_OBJECTIVE_
Count how many lines contain "урока" and reply with that number only.

[Source records]
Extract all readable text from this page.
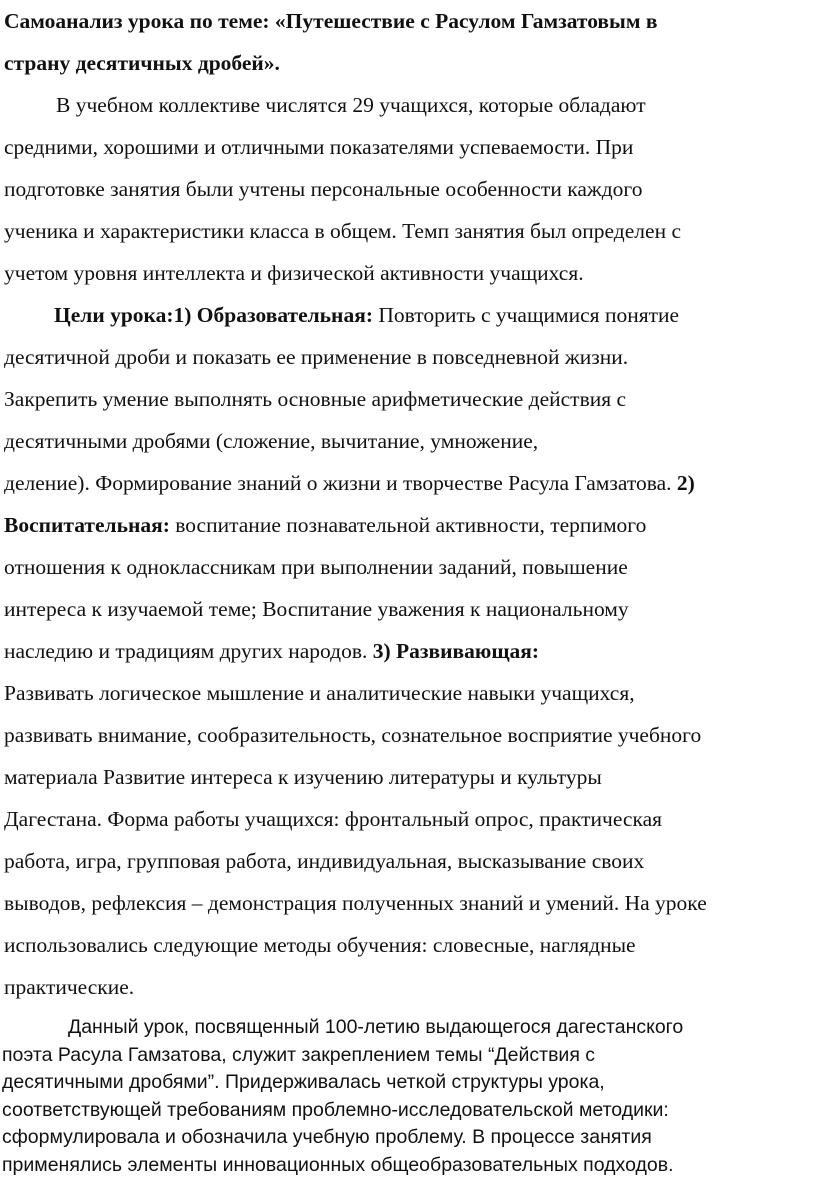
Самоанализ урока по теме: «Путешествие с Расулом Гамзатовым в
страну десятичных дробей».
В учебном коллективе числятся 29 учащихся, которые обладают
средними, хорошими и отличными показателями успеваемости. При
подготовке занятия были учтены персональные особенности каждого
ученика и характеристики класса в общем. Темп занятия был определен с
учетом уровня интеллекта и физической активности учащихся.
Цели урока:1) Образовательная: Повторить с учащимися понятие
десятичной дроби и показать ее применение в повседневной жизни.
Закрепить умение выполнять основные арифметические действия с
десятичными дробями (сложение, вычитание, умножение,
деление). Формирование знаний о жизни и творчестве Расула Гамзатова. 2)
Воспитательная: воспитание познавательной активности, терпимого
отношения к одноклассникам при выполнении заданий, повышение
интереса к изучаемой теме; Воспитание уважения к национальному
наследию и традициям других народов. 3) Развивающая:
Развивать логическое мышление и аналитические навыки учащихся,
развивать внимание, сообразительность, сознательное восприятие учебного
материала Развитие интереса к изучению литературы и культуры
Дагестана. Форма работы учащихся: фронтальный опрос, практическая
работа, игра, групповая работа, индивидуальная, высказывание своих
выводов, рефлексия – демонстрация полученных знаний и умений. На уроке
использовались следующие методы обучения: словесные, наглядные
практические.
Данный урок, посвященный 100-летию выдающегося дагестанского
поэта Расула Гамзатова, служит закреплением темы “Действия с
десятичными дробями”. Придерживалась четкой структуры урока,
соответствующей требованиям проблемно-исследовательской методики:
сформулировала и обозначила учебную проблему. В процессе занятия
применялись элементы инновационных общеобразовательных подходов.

_RESULT OF THIS TASK_
3